━━━ Entries

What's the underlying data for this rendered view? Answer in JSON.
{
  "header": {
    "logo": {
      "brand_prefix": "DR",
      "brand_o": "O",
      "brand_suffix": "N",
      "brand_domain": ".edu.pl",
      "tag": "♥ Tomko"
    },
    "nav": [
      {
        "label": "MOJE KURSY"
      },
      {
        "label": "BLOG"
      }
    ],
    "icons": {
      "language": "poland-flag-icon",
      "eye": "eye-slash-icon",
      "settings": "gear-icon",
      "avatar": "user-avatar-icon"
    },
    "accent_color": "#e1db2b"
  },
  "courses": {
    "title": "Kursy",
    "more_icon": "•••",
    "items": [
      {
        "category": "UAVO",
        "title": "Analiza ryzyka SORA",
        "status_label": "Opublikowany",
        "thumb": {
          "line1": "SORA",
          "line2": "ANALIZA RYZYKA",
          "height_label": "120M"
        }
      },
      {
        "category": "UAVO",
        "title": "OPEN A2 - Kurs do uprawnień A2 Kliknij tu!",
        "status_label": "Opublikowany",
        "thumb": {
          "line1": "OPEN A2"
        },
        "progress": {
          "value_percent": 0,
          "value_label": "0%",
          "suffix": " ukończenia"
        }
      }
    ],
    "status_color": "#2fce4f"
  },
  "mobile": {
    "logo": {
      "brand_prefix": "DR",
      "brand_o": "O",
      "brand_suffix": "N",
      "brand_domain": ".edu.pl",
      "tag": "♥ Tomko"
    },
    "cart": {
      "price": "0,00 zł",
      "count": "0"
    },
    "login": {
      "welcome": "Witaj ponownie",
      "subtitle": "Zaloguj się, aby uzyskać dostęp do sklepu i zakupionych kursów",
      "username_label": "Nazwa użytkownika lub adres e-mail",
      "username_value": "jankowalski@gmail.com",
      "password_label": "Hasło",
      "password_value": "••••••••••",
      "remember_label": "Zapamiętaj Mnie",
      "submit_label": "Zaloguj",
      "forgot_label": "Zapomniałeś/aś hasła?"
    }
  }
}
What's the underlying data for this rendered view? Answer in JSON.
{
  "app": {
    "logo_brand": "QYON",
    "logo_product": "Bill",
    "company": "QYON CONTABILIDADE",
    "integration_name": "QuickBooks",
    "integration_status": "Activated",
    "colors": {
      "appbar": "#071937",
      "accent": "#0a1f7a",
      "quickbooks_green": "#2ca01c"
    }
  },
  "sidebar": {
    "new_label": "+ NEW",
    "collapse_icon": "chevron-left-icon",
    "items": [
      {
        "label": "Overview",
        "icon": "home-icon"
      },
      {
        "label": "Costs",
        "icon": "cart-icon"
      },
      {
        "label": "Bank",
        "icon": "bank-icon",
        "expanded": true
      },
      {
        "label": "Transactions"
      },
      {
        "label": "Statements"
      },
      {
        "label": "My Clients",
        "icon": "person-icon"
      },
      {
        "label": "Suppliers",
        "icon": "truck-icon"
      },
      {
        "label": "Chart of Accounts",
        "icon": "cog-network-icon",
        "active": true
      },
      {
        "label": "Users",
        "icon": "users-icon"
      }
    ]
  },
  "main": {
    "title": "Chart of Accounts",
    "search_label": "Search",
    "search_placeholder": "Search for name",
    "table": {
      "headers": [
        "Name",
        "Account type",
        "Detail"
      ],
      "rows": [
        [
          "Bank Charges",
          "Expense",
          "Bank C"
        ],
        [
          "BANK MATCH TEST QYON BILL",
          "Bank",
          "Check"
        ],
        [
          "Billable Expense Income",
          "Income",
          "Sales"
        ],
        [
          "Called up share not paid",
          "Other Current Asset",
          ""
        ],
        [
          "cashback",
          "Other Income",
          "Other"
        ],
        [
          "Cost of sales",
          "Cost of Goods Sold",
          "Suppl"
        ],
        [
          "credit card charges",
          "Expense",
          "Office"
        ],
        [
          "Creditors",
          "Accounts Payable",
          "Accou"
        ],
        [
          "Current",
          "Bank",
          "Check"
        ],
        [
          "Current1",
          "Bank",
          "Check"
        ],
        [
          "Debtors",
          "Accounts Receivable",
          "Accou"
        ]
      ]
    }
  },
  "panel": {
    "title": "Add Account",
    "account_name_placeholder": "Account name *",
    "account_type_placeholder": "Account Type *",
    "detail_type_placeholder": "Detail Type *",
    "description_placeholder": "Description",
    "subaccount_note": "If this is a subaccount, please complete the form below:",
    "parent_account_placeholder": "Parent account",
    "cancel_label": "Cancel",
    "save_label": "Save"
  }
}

━━━━━━

Every record should be repeated exactly; please leave none out.

What's the underlying data for this rendered view? Answer in JSON.
{
  "header": {
    "logo": {
      "brand_prefix": "DR",
      "brand_o": "O",
      "brand_suffix": "N",
      "brand_domain": ".edu.pl",
      "tag": "♥ Tomko"
    },
    "nav": [
      {
        "label": "MOJE KURSY"
      },
      {
        "label": "BLOG"
      }
    ],
    "icons": {
      "language": "poland-flag-icon",
      "eye": "eye-slash-icon",
      "settings": "gear-icon",
      "avatar": "user-avatar-icon"
    },
    "accent_color": "#e1db2b"
  },
  "courses": {
    "title": "Kursy",
    "more_icon": "•••",
    "items": [
      {
        "category": "UAVO",
        "title": "Analiza ryzyka SORA",
        "status_label": "Opublikowany",
        "thumb": {
          "line1": "SORA",
          "line2": "ANALIZA RYZYKA",
          "height_label": "120M"
        }
      },
      {
        "category": "UAVO",
        "title": "OPEN A2 - Kurs do uprawnień A2 Kliknij tu!",
        "status_label": "Opublikowany",
        "thumb": {
          "line1": "OPEN A2"
        },
        "progress": {
          "value_percent": 0,
          "value_label": "0%",
          "suffix": " ukończenia"
        }
      }
    ],
    "status_color": "#2fce4f"
  },
  "mobile": {
    "logo": {
      "brand_prefix": "DR",
      "brand_o": "O",
      "brand_suffix": "N",
      "brand_domain": ".edu.pl",
      "tag": "♥ Tomko"
    },
    "cart": {
      "price": "0,00 zł",
      "count": "0"
    },
    "login": {
      "welcome": "Witaj ponownie",
      "subtitle": "Zaloguj się, aby uzyskać dostęp do sklepu i zakupionych kursów",
      "username_label": "Nazwa użytkownika lub adres e-mail",
      "username_value": "jankowalski@gmail.com",
      "password_label": "Hasło",
      "password_value": "••••••••••",
      "remember_label": "Zapamiętaj Mnie",
      "submit_label": "Zaloguj",
      "forgot_label": "Zapomniałeś/aś hasła?"
    }
  }
}
What's the underlying data for this rendered view? Answer in JSON.
{
  "app": {
    "logo_brand": "QYON",
    "logo_product": "Bill",
    "company": "QYON CONTABILIDADE",
    "integration_name": "QuickBooks",
    "integration_status": "Activated",
    "colors": {
      "appbar": "#071937",
      "accent": "#0a1f7a",
      "quickbooks_green": "#2ca01c"
    }
  },
  "sidebar": {
    "new_label": "+ NEW",
    "collapse_icon": "chevron-left-icon",
    "items": [
      {
        "label": "Overview",
        "icon": "home-icon"
      },
      {
        "label": "Costs",
        "icon": "cart-icon"
      },
      {
        "label": "Bank",
        "icon": "bank-icon",
        "expanded": true
      },
      {
        "label": "Transactions"
      },
      {
        "label": "Statements"
      },
      {
        "label": "My Clients",
        "icon": "person-icon"
      },
      {
        "label": "Suppliers",
        "icon": "truck-icon"
      },
      {
        "label": "Chart of Accounts",
        "icon": "cog-network-icon",
        "active": true
      },
      {
        "label": "Users",
        "icon": "users-icon"
      }
    ]
  },
  "main": {
    "title": "Chart of Accounts",
    "search_label": "Search",
    "search_placeholder": "Search for name",
    "table": {
      "headers": [
        "Name",
        "Account type",
        "Detail"
      ],
      "rows": [
        [
          "Bank Charges",
          "Expense",
          "Bank C"
        ],
        [
          "BANK MATCH TEST QYON BILL",
          "Bank",
          "Check"
        ],
        [
          "Billable Expense Income",
          "Income",
          "Sales"
        ],
        [
          "Called up share not paid",
          "Other Current Asset",
          ""
        ],
        [
          "cashback",
          "Other Income",
          "Other"
        ],
        [
          "Cost of sales",
          "Cost of Goods Sold",
          "Suppl"
        ],
        [
          "credit card charges",
          "Expense",
          "Office"
        ],
        [
          "Creditors",
          "Accounts Payable",
          "Accou"
        ],
        [
          "Current",
          "Bank",
          "Check"
        ],
        [
          "Current1",
          "Bank",
          "Check"
        ],
        [
          "Debtors",
          "Accounts Receivable",
          "Accou"
        ]
      ]
    }
  },
  "panel": {
    "title": "Add Account",
    "account_name_placeholder": "Account name *",
    "account_type_placeholder": "Account Type *",
    "detail_type_placeholder": "Detail Type *",
    "description_placeholder": "Description",
    "subaccount_note": "If this is a subaccount, please complete the form below:",
    "parent_account_placeholder": "Parent account",
    "cancel_label": "Cancel",
    "save_label": "Save"
  }
}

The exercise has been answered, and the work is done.